■ Records shown ■
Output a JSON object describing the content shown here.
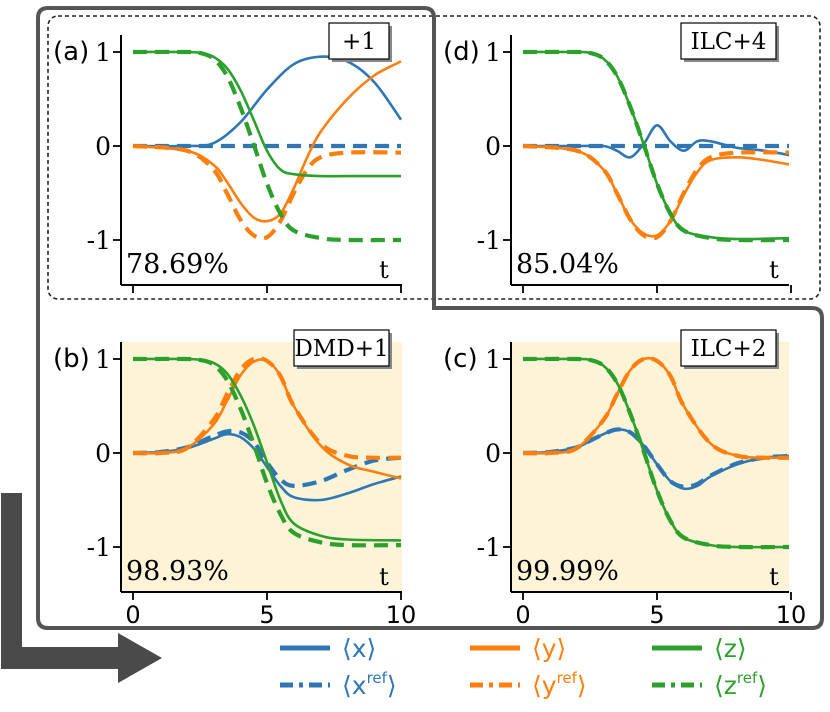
{
  "colors": {
    "x": "#2f77b4",
    "y": "#ff7f0e",
    "z": "#2ca02c",
    "panel_fill": "#fdf3d6",
    "frame": "#555555",
    "arrow": "#4a4a4a"
  },
  "legend": {
    "x": "⟨x⟩",
    "x_ref": "⟨x",
    "y": "⟨y⟩",
    "y_ref": "⟨y",
    "z": "⟨z⟩",
    "z_ref": "⟨z",
    "ref_sup": "ref",
    "close": "⟩"
  },
  "chart_data": [
    {
      "type": "line",
      "panel_label": "(a)",
      "method": "+1",
      "fidelity": "78.69%",
      "xlabel": "t",
      "ylabel": "",
      "xlim": [
        0,
        10
      ],
      "ylim": [
        -1,
        1
      ],
      "yticks": [
        "1",
        "0",
        "-1"
      ],
      "xticks": [],
      "shaded": false,
      "series": [
        {
          "var": "x",
          "ref": false,
          "x": [
            0,
            2,
            3,
            4,
            5,
            6,
            7,
            8,
            9,
            10
          ],
          "values": [
            0,
            0,
            0.03,
            0.25,
            0.6,
            0.87,
            0.95,
            0.9,
            0.68,
            0.28
          ]
        },
        {
          "var": "x",
          "ref": true,
          "x": [
            0,
            10
          ],
          "values": [
            0,
            0
          ]
        },
        {
          "var": "y",
          "ref": false,
          "x": [
            0,
            2,
            3,
            3.5,
            4,
            4.5,
            5,
            5.5,
            6,
            6.5,
            7,
            8,
            9,
            10
          ],
          "values": [
            0,
            -0.05,
            -0.2,
            -0.38,
            -0.6,
            -0.76,
            -0.8,
            -0.72,
            -0.45,
            -0.12,
            0.15,
            0.5,
            0.75,
            0.9
          ]
        },
        {
          "var": "y",
          "ref": true,
          "x": [
            0,
            2,
            3,
            3.5,
            4,
            4.5,
            5,
            5.5,
            6,
            6.5,
            7,
            8,
            10
          ],
          "values": [
            0,
            -0.05,
            -0.25,
            -0.5,
            -0.78,
            -0.95,
            -0.97,
            -0.8,
            -0.5,
            -0.25,
            -0.12,
            -0.07,
            -0.07
          ]
        },
        {
          "var": "z",
          "ref": false,
          "x": [
            0,
            2,
            2.5,
            3,
            3.5,
            4,
            4.5,
            5,
            5.5,
            6,
            7,
            8,
            10
          ],
          "values": [
            1,
            1,
            0.99,
            0.95,
            0.83,
            0.6,
            0.28,
            -0.05,
            -0.25,
            -0.3,
            -0.32,
            -0.32,
            -0.32
          ]
        },
        {
          "var": "z",
          "ref": true,
          "x": [
            0,
            2,
            2.5,
            3,
            3.5,
            4,
            4.5,
            5,
            5.5,
            6,
            7,
            8,
            10
          ],
          "values": [
            1,
            1,
            0.99,
            0.93,
            0.75,
            0.42,
            0.02,
            -0.4,
            -0.72,
            -0.9,
            -0.98,
            -1,
            -1
          ]
        }
      ]
    },
    {
      "type": "line",
      "panel_label": "(d)",
      "method": "ILC+4",
      "fidelity": "85.04%",
      "xlabel": "t",
      "ylabel": "",
      "xlim": [
        0,
        10
      ],
      "ylim": [
        -1,
        1
      ],
      "yticks": [
        "1",
        "0",
        "-1"
      ],
      "xticks": [],
      "shaded": false,
      "series": [
        {
          "var": "x",
          "ref": false,
          "x": [
            0,
            2,
            3,
            3.5,
            4,
            4.5,
            5,
            5.5,
            6,
            6.5,
            7,
            8,
            9,
            10
          ],
          "values": [
            0,
            0,
            0,
            -0.05,
            -0.12,
            0.02,
            0.22,
            0.05,
            -0.05,
            0.05,
            0.05,
            -0.02,
            -0.05,
            -0.1
          ]
        },
        {
          "var": "x",
          "ref": true,
          "x": [
            0,
            10
          ],
          "values": [
            0,
            0
          ]
        },
        {
          "var": "y",
          "ref": false,
          "x": [
            0,
            2,
            3,
            3.5,
            4,
            4.5,
            5,
            5.5,
            6,
            6.5,
            7,
            8,
            9,
            10
          ],
          "values": [
            0,
            -0.05,
            -0.25,
            -0.5,
            -0.78,
            -0.93,
            -0.95,
            -0.8,
            -0.52,
            -0.28,
            -0.15,
            -0.12,
            -0.15,
            -0.2
          ]
        },
        {
          "var": "y",
          "ref": true,
          "x": [
            0,
            2,
            3,
            3.5,
            4,
            4.5,
            5,
            5.5,
            6,
            6.5,
            7,
            8,
            10
          ],
          "values": [
            0,
            -0.05,
            -0.25,
            -0.5,
            -0.78,
            -0.95,
            -0.97,
            -0.8,
            -0.5,
            -0.25,
            -0.12,
            -0.07,
            -0.07
          ]
        },
        {
          "var": "z",
          "ref": false,
          "x": [
            0,
            2,
            2.5,
            3,
            3.5,
            4,
            4.5,
            5,
            5.5,
            6,
            7,
            8,
            10
          ],
          "values": [
            1,
            1,
            0.99,
            0.93,
            0.75,
            0.42,
            0.02,
            -0.4,
            -0.72,
            -0.9,
            -0.97,
            -0.99,
            -0.98
          ]
        },
        {
          "var": "z",
          "ref": true,
          "x": [
            0,
            2,
            2.5,
            3,
            3.5,
            4,
            4.5,
            5,
            5.5,
            6,
            7,
            8,
            10
          ],
          "values": [
            1,
            1,
            0.99,
            0.93,
            0.75,
            0.42,
            0.02,
            -0.4,
            -0.72,
            -0.9,
            -0.98,
            -1,
            -1
          ]
        }
      ]
    },
    {
      "type": "line",
      "panel_label": "(b)",
      "method": "DMD+1",
      "fidelity": "98.93%",
      "xlabel": "t",
      "ylabel": "",
      "xlim": [
        0,
        10
      ],
      "ylim": [
        -1,
        1
      ],
      "yticks": [
        "1",
        "0",
        "-1"
      ],
      "xticks": [
        "0",
        "5",
        "10"
      ],
      "shaded": true,
      "series": [
        {
          "var": "x",
          "ref": false,
          "x": [
            0,
            1,
            2,
            3,
            3.5,
            4,
            4.5,
            5,
            5.5,
            6,
            7,
            8,
            9,
            10
          ],
          "values": [
            0,
            0.01,
            0.05,
            0.15,
            0.2,
            0.17,
            0.05,
            -0.15,
            -0.35,
            -0.47,
            -0.5,
            -0.43,
            -0.33,
            -0.25
          ]
        },
        {
          "var": "x",
          "ref": true,
          "x": [
            0,
            1,
            2,
            3,
            3.5,
            4,
            4.5,
            5,
            5.5,
            6,
            7,
            8,
            9,
            10
          ],
          "values": [
            0,
            0.01,
            0.06,
            0.18,
            0.23,
            0.22,
            0.12,
            -0.1,
            -0.28,
            -0.35,
            -0.3,
            -0.18,
            -0.08,
            -0.05
          ]
        },
        {
          "var": "y",
          "ref": false,
          "x": [
            0,
            1,
            2,
            3,
            3.5,
            4,
            4.5,
            5,
            5.5,
            6,
            7,
            8,
            9,
            10
          ],
          "values": [
            0,
            0,
            0.05,
            0.3,
            0.55,
            0.82,
            0.97,
            0.98,
            0.82,
            0.5,
            0.08,
            -0.12,
            -0.2,
            -0.27
          ]
        },
        {
          "var": "y",
          "ref": true,
          "x": [
            0,
            1,
            2,
            3,
            3.5,
            4,
            4.5,
            5,
            5.5,
            6,
            7,
            8,
            9,
            10
          ],
          "values": [
            0,
            0,
            0.05,
            0.35,
            0.62,
            0.88,
            1,
            0.98,
            0.82,
            0.5,
            0.1,
            -0.03,
            -0.05,
            -0.05
          ]
        },
        {
          "var": "z",
          "ref": false,
          "x": [
            0,
            2,
            2.5,
            3,
            3.5,
            4,
            4.5,
            5,
            5.5,
            6,
            7,
            8,
            10
          ],
          "values": [
            1,
            1,
            0.99,
            0.96,
            0.85,
            0.62,
            0.3,
            -0.1,
            -0.5,
            -0.75,
            -0.88,
            -0.92,
            -0.93
          ]
        },
        {
          "var": "z",
          "ref": true,
          "x": [
            0,
            2,
            2.5,
            3,
            3.5,
            4,
            4.5,
            5,
            5.5,
            6,
            7,
            8,
            10
          ],
          "values": [
            1,
            1,
            0.99,
            0.94,
            0.78,
            0.48,
            0.1,
            -0.32,
            -0.65,
            -0.85,
            -0.95,
            -0.98,
            -0.98
          ]
        }
      ]
    },
    {
      "type": "line",
      "panel_label": "(c)",
      "method": "ILC+2",
      "fidelity": "99.99%",
      "xlabel": "t",
      "ylabel": "",
      "xlim": [
        0,
        10
      ],
      "ylim": [
        -1,
        1
      ],
      "yticks": [
        "1",
        "0",
        "-1"
      ],
      "xticks": [
        "0",
        "5",
        "10"
      ],
      "shaded": true,
      "series": [
        {
          "var": "x",
          "ref": false,
          "x": [
            0,
            1,
            2,
            2.5,
            3,
            3.5,
            4,
            4.5,
            5,
            5.5,
            6,
            6.5,
            7,
            8,
            9,
            10
          ],
          "values": [
            0,
            0.01,
            0.06,
            0.13,
            0.2,
            0.25,
            0.22,
            0.08,
            -0.12,
            -0.3,
            -0.38,
            -0.35,
            -0.25,
            -0.12,
            -0.05,
            -0.03
          ]
        },
        {
          "var": "x",
          "ref": true,
          "x": [
            0,
            1,
            2,
            2.5,
            3,
            3.5,
            4,
            4.5,
            5,
            5.5,
            6,
            6.5,
            7,
            8,
            9,
            10
          ],
          "values": [
            0,
            0.01,
            0.06,
            0.13,
            0.2,
            0.25,
            0.22,
            0.08,
            -0.12,
            -0.3,
            -0.36,
            -0.33,
            -0.24,
            -0.11,
            -0.05,
            -0.03
          ]
        },
        {
          "var": "y",
          "ref": false,
          "x": [
            0,
            1,
            2,
            3,
            3.5,
            4,
            4.5,
            5,
            5.5,
            6,
            7,
            8,
            9,
            10
          ],
          "values": [
            0,
            0,
            0.05,
            0.35,
            0.62,
            0.88,
            1,
            0.98,
            0.82,
            0.5,
            0.1,
            -0.03,
            -0.05,
            -0.05
          ]
        },
        {
          "var": "y",
          "ref": true,
          "x": [
            0,
            1,
            2,
            3,
            3.5,
            4,
            4.5,
            5,
            5.5,
            6,
            7,
            8,
            9,
            10
          ],
          "values": [
            0,
            0,
            0.05,
            0.35,
            0.62,
            0.88,
            1,
            0.98,
            0.82,
            0.5,
            0.1,
            -0.03,
            -0.05,
            -0.05
          ]
        },
        {
          "var": "z",
          "ref": false,
          "x": [
            0,
            2,
            2.5,
            3,
            3.5,
            4,
            4.5,
            5,
            5.5,
            6,
            7,
            8,
            10
          ],
          "values": [
            1,
            1,
            0.99,
            0.93,
            0.75,
            0.42,
            0.02,
            -0.4,
            -0.72,
            -0.9,
            -0.98,
            -1,
            -1
          ]
        },
        {
          "var": "z",
          "ref": true,
          "x": [
            0,
            2,
            2.5,
            3,
            3.5,
            4,
            4.5,
            5,
            5.5,
            6,
            7,
            8,
            10
          ],
          "values": [
            1,
            1,
            0.99,
            0.93,
            0.75,
            0.42,
            0.02,
            -0.4,
            -0.72,
            -0.9,
            -0.98,
            -1,
            -1
          ]
        }
      ]
    }
  ]
}
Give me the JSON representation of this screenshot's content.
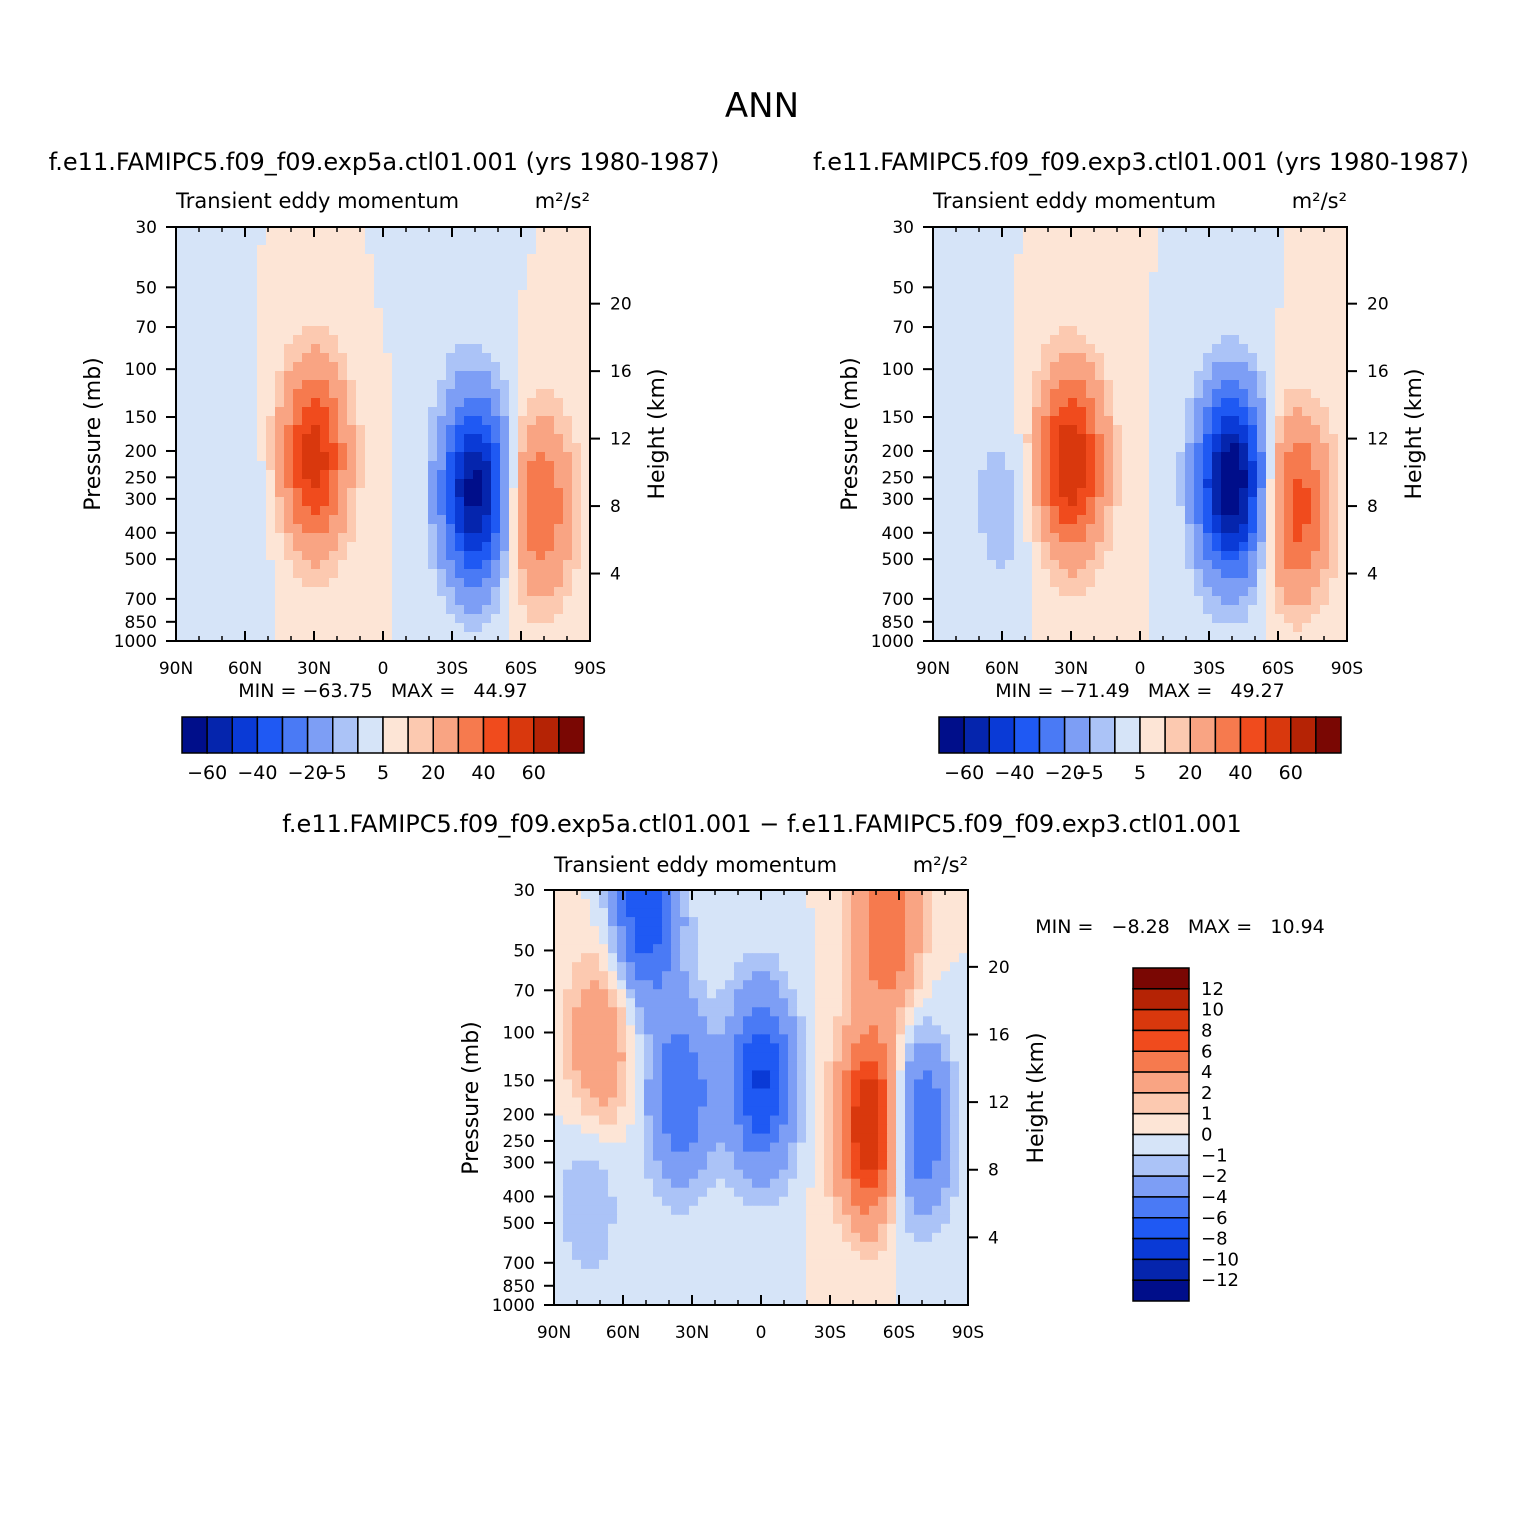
{
  "figure": {
    "title": "ANN"
  },
  "colors": {
    "main_levels": [
      "#000e8a",
      "#0525ad",
      "#0a3ad6",
      "#1f59f3",
      "#4a7af5",
      "#7d9ef5",
      "#abc3f7",
      "#d6e4f8",
      "#fde5d6",
      "#fcc9b0",
      "#f9a483",
      "#f67a4e",
      "#f04b1d",
      "#d9380d",
      "#b52305",
      "#7a0703"
    ],
    "diff_levels": [
      "#000e8a",
      "#0525ad",
      "#0a3ad6",
      "#1f59f3",
      "#4a7af5",
      "#7d9ef5",
      "#abc3f7",
      "#d6e4f8",
      "#fde5d6",
      "#fcc9b0",
      "#f9a483",
      "#f67a4e",
      "#f04b1d",
      "#d9380d",
      "#b52305",
      "#7a0703"
    ]
  },
  "chart_data": [
    {
      "id": "panel1",
      "type": "heatmap",
      "title": "f.e11.FAMIPC5.f09_f09.exp5a.ctl01.001 (yrs 1980-1987)",
      "subtitle_left": "Transient eddy momentum",
      "subtitle_right": "m²/s²",
      "ylabel": "Pressure (mb)",
      "ylabel_right": "Height (km)",
      "x_ticks": [
        "90N",
        "60N",
        "30N",
        "0",
        "30S",
        "60S",
        "90S"
      ],
      "y_ticks": [
        "30",
        "50",
        "70",
        "100",
        "150",
        "200",
        "250",
        "300",
        "400",
        "500",
        "700",
        "850",
        "1000"
      ],
      "y_ticks_right": [
        "20",
        "16",
        "12",
        "8",
        "4"
      ],
      "x_range": [
        -90,
        90
      ],
      "y_range_mb": [
        1000,
        30
      ],
      "min": "-63.75",
      "max": "44.97",
      "stats_text": "MIN = −63.75   MAX =   44.97",
      "colorbar_labels": [
        "−60",
        "−40",
        "−20",
        "−5",
        "5",
        "20",
        "40",
        "60"
      ],
      "colorbar_levels": [
        -60,
        -50,
        -40,
        -30,
        -20,
        -10,
        -5,
        0,
        5,
        10,
        20,
        30,
        40,
        50,
        60
      ],
      "features": [
        {
          "lat": -40,
          "p": 280,
          "value": -63.75
        },
        {
          "lat": 30,
          "p": 210,
          "value": 44.97
        },
        {
          "lat": -68,
          "p": 320,
          "value": 30
        },
        {
          "lat": 60,
          "p": 320,
          "value": -5
        },
        {
          "lat": 80,
          "p": 100,
          "value": -3
        },
        {
          "lat": -28,
          "p": 40,
          "value": -5
        }
      ]
    },
    {
      "id": "panel2",
      "type": "heatmap",
      "title": "f.e11.FAMIPC5.f09_f09.exp3.ctl01.001 (yrs 1980-1987)",
      "subtitle_left": "Transient eddy momentum",
      "subtitle_right": "m²/s²",
      "ylabel": "Pressure (mb)",
      "ylabel_right": "Height (km)",
      "x_ticks": [
        "90N",
        "60N",
        "30N",
        "0",
        "30S",
        "60S",
        "90S"
      ],
      "y_ticks": [
        "30",
        "50",
        "70",
        "100",
        "150",
        "200",
        "250",
        "300",
        "400",
        "500",
        "700",
        "850",
        "1000"
      ],
      "y_ticks_right": [
        "20",
        "16",
        "12",
        "8",
        "4"
      ],
      "x_range": [
        -90,
        90
      ],
      "y_range_mb": [
        1000,
        30
      ],
      "min": "-71.49",
      "max": "49.27",
      "stats_text": "MIN = −71.49   MAX =   49.27",
      "colorbar_labels": [
        "−60",
        "−40",
        "−20",
        "−5",
        "5",
        "20",
        "40",
        "60"
      ],
      "colorbar_levels": [
        -60,
        -50,
        -40,
        -30,
        -20,
        -10,
        -5,
        0,
        5,
        10,
        20,
        30,
        40,
        50,
        60
      ],
      "features": [
        {
          "lat": -40,
          "p": 260,
          "value": -71.49
        },
        {
          "lat": 30,
          "p": 220,
          "value": 49.27
        },
        {
          "lat": -68,
          "p": 320,
          "value": 35
        },
        {
          "lat": 60,
          "p": 320,
          "value": -8
        },
        {
          "lat": 80,
          "p": 100,
          "value": -3
        }
      ]
    },
    {
      "id": "panel3",
      "type": "heatmap",
      "title": "f.e11.FAMIPC5.f09_f09.exp5a.ctl01.001 − f.e11.FAMIPC5.f09_f09.exp3.ctl01.001",
      "subtitle_left": "Transient eddy momentum",
      "subtitle_right": "m²/s²",
      "ylabel": "Pressure (mb)",
      "ylabel_right": "Height (km)",
      "x_ticks": [
        "90N",
        "60N",
        "30N",
        "0",
        "30S",
        "60S",
        "90S"
      ],
      "y_ticks": [
        "30",
        "50",
        "70",
        "100",
        "150",
        "200",
        "250",
        "300",
        "400",
        "500",
        "700",
        "850",
        "1000"
      ],
      "y_ticks_right": [
        "20",
        "16",
        "12",
        "8",
        "4"
      ],
      "x_range": [
        -90,
        90
      ],
      "y_range_mb": [
        1000,
        30
      ],
      "min": "-8.28",
      "max": "10.94",
      "stats_text": "MIN =   −8.28   MAX =   10.94",
      "colorbar_labels": [
        "12",
        "10",
        "8",
        "6",
        "4",
        "2",
        "1",
        "0",
        "−1",
        "−2",
        "−4",
        "−6",
        "−8",
        "−10",
        "−12"
      ],
      "colorbar_levels": [
        -12,
        -10,
        -8,
        -6,
        -4,
        -2,
        -1,
        0,
        1,
        2,
        4,
        6,
        8,
        10,
        12
      ],
      "features": [
        {
          "lat": -48,
          "p": 220,
          "value": 10.94
        },
        {
          "lat": -55,
          "p": 40,
          "value": 6
        },
        {
          "lat": 70,
          "p": 110,
          "value": 4
        },
        {
          "lat": 35,
          "p": 170,
          "value": -6
        },
        {
          "lat": 0,
          "p": 150,
          "value": -8.28
        },
        {
          "lat": 50,
          "p": 35,
          "value": -8
        },
        {
          "lat": -68,
          "p": 220,
          "value": -7
        },
        {
          "lat": 75,
          "p": 400,
          "value": -2
        }
      ]
    }
  ]
}
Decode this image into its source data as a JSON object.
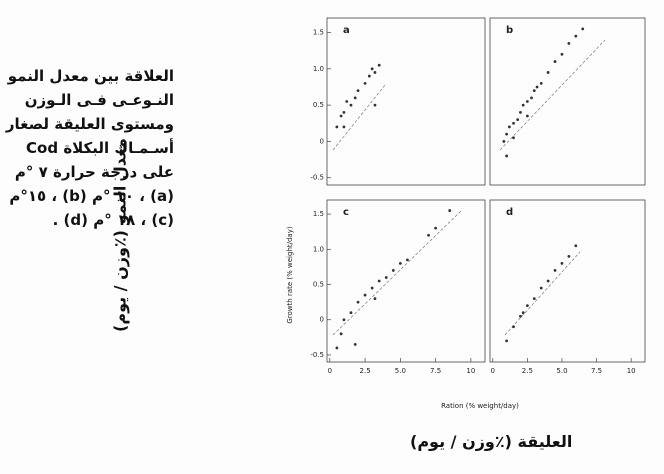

■ Aim of the task ■
Each line in the listing above that contains "JSON" should be copied.

■ Reply to the task ■
Output a JSON object describing the content shown here.
Give me the JSON representation of this screenshot's content.
Decode this image into its source data as a JSON object.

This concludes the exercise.